## Your task:
For every line in the data below that contains "wall", copy the line.

## Data section:

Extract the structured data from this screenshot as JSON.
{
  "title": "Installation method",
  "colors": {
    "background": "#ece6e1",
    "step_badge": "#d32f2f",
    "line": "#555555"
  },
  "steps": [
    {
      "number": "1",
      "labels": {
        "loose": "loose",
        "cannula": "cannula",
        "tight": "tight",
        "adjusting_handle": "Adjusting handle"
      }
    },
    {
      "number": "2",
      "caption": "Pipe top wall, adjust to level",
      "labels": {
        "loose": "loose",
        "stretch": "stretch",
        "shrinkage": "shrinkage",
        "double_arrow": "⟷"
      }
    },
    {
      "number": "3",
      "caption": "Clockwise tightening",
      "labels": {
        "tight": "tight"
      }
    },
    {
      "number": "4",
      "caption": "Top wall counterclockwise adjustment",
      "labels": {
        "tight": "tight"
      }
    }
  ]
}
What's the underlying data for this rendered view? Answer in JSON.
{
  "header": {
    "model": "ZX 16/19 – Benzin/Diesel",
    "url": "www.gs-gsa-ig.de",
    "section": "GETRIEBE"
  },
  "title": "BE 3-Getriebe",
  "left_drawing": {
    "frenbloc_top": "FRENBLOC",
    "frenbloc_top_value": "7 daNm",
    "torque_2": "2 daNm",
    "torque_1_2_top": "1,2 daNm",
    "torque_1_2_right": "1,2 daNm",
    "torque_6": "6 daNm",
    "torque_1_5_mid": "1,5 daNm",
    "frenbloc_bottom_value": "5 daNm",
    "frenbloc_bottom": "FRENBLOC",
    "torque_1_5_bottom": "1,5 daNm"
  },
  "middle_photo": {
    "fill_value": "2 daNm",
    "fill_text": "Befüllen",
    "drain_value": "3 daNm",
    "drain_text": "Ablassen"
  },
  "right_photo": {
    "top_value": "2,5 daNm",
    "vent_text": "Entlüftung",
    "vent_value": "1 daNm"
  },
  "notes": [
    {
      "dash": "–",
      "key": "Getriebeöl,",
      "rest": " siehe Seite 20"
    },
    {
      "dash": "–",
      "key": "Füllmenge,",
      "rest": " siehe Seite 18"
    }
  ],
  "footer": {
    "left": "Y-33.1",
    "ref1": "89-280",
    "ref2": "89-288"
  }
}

## Finished answer:
      "caption": "Pipe top wall, adjust to level",
      "caption": "Top wall counterclockwise adjustment",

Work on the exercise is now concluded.